== WHAT THE TASK REQUIRES ==
Reproduce word for word the rows starting with the one that contains "list all visible" and going on through the one that contains "chart-title: Germany 10Y".

(Records from a data source)
- - - - - - -
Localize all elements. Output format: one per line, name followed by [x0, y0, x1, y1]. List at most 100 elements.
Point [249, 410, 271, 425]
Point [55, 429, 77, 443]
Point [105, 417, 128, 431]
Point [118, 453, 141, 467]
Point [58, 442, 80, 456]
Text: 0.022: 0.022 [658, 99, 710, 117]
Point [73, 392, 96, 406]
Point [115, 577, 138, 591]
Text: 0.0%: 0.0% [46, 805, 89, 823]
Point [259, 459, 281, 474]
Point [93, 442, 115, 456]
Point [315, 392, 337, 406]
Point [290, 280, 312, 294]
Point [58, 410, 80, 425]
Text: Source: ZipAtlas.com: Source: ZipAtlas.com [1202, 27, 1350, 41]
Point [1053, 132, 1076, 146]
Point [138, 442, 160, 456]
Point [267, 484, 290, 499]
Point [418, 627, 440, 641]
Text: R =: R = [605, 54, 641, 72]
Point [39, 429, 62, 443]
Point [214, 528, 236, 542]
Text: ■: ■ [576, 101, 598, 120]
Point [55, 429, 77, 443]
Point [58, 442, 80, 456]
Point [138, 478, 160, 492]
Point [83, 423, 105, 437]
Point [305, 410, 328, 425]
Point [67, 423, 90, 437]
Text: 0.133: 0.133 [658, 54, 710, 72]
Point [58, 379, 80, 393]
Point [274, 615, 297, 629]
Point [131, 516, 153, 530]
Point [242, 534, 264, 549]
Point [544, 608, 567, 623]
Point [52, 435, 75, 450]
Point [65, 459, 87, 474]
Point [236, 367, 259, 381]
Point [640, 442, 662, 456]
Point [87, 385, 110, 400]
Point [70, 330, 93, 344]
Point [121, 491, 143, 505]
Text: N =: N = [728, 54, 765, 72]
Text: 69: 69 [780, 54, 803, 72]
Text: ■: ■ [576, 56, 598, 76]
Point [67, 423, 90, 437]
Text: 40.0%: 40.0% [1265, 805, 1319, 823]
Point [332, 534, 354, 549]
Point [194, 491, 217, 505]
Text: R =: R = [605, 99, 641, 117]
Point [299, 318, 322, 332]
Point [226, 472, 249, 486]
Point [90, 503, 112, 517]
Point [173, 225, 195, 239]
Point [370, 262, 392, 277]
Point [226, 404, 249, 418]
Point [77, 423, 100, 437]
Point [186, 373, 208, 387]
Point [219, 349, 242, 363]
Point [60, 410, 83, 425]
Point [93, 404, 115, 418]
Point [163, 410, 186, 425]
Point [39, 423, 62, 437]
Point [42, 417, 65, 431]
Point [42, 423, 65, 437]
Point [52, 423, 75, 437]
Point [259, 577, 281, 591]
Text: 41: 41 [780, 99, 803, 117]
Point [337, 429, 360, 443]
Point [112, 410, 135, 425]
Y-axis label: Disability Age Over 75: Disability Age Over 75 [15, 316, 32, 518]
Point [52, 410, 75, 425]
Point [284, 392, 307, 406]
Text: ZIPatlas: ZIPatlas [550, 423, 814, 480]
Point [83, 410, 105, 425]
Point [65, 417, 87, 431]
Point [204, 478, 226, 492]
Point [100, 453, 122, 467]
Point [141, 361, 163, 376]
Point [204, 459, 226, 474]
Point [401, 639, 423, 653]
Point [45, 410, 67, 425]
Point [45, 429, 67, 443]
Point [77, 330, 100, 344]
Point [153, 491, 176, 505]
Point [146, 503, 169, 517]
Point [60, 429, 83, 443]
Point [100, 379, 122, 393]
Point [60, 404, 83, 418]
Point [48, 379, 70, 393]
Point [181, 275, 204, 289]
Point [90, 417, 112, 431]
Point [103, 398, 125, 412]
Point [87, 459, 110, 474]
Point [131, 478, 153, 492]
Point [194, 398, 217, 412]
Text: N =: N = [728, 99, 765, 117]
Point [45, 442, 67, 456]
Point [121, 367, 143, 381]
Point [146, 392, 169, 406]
- - - - - - -
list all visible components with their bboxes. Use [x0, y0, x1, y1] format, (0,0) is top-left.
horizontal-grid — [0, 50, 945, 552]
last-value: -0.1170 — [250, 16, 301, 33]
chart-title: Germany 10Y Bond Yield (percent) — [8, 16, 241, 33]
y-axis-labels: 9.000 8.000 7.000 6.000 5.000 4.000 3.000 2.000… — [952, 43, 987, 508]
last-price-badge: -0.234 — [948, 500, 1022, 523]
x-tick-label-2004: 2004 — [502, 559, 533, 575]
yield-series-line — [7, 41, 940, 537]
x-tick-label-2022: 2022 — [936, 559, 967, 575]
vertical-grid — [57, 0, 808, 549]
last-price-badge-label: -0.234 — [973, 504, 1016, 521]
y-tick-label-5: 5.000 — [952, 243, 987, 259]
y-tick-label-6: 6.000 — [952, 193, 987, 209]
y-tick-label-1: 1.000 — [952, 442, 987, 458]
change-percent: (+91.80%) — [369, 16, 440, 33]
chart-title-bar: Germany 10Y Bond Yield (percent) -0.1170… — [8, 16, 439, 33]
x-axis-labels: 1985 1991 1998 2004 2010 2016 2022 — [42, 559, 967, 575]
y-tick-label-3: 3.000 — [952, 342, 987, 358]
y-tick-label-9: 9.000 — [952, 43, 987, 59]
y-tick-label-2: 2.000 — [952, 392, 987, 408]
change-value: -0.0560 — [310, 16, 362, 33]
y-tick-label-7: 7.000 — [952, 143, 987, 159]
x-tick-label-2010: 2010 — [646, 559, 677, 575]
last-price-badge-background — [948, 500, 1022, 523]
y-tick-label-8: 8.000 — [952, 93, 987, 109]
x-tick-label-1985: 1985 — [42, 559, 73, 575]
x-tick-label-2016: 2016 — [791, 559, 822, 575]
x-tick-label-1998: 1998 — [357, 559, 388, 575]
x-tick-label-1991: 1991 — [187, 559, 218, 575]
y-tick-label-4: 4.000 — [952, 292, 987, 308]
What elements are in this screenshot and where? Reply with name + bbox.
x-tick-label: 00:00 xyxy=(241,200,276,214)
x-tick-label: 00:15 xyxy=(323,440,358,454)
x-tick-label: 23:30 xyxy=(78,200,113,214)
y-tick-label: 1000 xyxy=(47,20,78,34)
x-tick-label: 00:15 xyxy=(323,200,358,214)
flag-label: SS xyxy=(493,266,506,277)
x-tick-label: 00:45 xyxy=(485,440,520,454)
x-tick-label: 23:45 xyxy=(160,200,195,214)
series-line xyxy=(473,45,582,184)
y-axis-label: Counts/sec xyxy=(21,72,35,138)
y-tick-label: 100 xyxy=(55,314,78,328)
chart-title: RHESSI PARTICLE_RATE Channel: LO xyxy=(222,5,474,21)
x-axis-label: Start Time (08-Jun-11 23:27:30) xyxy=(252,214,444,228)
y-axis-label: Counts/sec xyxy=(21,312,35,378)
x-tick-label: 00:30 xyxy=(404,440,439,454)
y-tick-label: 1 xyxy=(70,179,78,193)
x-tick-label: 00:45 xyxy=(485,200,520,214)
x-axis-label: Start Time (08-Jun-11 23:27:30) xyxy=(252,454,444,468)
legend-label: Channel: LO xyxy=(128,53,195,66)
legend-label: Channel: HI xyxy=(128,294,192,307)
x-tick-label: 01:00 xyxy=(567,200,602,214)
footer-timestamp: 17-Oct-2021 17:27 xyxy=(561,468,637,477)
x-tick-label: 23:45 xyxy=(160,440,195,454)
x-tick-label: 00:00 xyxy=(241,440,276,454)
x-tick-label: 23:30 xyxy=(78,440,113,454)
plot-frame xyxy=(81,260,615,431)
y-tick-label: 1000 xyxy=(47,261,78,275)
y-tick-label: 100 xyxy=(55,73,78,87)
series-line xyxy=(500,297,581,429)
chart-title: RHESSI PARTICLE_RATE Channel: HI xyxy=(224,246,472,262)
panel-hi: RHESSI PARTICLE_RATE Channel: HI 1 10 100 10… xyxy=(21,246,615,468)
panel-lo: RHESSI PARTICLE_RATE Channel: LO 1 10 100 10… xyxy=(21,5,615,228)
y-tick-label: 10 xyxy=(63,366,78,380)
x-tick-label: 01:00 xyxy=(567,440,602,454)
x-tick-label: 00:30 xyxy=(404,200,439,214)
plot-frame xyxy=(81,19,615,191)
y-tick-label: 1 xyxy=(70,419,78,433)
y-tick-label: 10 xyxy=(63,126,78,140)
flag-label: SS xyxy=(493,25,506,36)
- - - - - - -
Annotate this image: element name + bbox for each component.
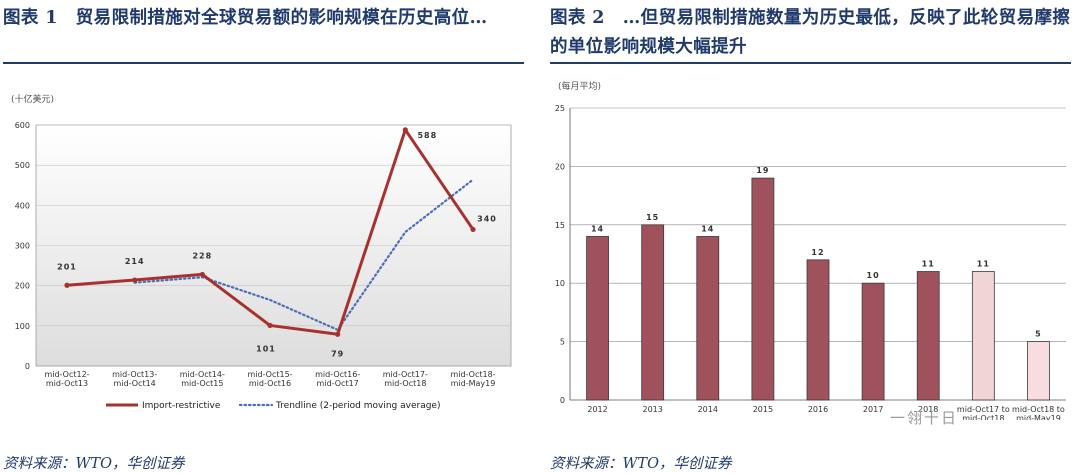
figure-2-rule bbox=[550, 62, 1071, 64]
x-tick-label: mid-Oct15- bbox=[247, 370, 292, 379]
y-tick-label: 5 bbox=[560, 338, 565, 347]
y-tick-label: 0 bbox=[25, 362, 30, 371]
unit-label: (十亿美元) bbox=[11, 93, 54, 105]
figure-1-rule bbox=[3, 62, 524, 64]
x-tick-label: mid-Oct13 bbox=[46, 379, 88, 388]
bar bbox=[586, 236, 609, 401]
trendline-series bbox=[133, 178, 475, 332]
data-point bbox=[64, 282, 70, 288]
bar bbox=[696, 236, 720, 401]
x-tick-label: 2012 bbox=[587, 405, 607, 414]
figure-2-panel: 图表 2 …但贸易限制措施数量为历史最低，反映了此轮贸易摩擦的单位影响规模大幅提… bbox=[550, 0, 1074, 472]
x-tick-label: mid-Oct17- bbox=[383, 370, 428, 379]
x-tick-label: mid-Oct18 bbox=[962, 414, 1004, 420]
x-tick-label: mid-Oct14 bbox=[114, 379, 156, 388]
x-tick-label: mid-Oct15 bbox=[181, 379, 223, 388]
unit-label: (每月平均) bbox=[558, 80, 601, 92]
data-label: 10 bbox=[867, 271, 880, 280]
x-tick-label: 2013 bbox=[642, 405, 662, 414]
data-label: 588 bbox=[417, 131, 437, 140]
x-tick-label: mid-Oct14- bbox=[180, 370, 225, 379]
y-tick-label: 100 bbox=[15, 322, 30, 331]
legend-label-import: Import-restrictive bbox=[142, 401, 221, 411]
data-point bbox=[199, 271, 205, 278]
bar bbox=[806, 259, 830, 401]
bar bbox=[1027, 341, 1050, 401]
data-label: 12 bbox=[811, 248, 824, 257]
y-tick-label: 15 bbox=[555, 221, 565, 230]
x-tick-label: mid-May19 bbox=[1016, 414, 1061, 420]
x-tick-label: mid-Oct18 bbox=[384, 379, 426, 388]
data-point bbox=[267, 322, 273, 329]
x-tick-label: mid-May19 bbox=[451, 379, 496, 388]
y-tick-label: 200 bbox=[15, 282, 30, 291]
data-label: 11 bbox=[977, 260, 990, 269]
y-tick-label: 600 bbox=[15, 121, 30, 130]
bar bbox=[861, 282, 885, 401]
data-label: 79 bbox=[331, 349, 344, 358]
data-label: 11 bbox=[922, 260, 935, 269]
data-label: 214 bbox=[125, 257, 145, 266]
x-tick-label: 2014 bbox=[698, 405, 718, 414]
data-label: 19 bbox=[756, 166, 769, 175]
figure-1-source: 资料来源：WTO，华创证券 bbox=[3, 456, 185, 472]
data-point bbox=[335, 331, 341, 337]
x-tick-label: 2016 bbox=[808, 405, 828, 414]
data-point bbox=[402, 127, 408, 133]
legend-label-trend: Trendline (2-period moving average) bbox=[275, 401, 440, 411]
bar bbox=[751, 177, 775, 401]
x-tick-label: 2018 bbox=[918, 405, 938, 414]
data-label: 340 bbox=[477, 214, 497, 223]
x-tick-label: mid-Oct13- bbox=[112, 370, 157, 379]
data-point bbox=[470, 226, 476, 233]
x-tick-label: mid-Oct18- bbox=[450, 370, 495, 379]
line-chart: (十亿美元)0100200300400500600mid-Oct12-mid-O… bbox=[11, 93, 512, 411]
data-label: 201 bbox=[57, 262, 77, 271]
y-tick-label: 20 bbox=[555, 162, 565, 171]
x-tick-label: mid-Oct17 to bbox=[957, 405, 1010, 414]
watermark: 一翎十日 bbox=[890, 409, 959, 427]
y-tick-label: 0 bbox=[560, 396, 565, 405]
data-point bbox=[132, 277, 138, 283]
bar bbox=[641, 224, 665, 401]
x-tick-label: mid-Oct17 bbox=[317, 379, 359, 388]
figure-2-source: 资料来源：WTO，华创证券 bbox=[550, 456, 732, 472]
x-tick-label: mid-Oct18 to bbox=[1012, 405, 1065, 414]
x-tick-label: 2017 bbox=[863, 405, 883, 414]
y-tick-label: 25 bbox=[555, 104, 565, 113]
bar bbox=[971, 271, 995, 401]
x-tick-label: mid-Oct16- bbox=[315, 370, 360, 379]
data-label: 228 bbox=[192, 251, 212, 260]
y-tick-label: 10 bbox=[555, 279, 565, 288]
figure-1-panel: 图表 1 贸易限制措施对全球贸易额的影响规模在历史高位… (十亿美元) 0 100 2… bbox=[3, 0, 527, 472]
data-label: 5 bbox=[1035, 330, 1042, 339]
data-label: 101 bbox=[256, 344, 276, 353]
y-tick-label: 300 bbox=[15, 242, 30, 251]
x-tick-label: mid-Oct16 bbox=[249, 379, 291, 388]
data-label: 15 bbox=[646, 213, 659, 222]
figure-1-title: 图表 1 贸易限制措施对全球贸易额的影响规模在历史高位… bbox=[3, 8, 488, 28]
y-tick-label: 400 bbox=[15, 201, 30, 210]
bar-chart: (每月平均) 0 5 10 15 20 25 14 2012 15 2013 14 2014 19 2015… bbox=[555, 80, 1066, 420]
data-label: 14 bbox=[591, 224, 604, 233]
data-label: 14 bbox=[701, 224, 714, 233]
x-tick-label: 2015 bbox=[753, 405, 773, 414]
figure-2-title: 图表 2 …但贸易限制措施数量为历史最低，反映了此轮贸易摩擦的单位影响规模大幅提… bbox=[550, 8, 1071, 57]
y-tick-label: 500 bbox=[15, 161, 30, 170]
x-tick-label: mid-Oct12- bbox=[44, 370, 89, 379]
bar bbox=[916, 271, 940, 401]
- - - - - - -
== CORRECT OUTPUT ==
list all visible components with their bboxes. Use [x0, y0, x1, y1] format, (0,0) is top-left.
horizontal-grid — [0, 50, 945, 552]
last-value: -0.1170 — [250, 16, 301, 33]
chart-title: Germany 10Y Bond Yield (percent) — [8, 16, 241, 33]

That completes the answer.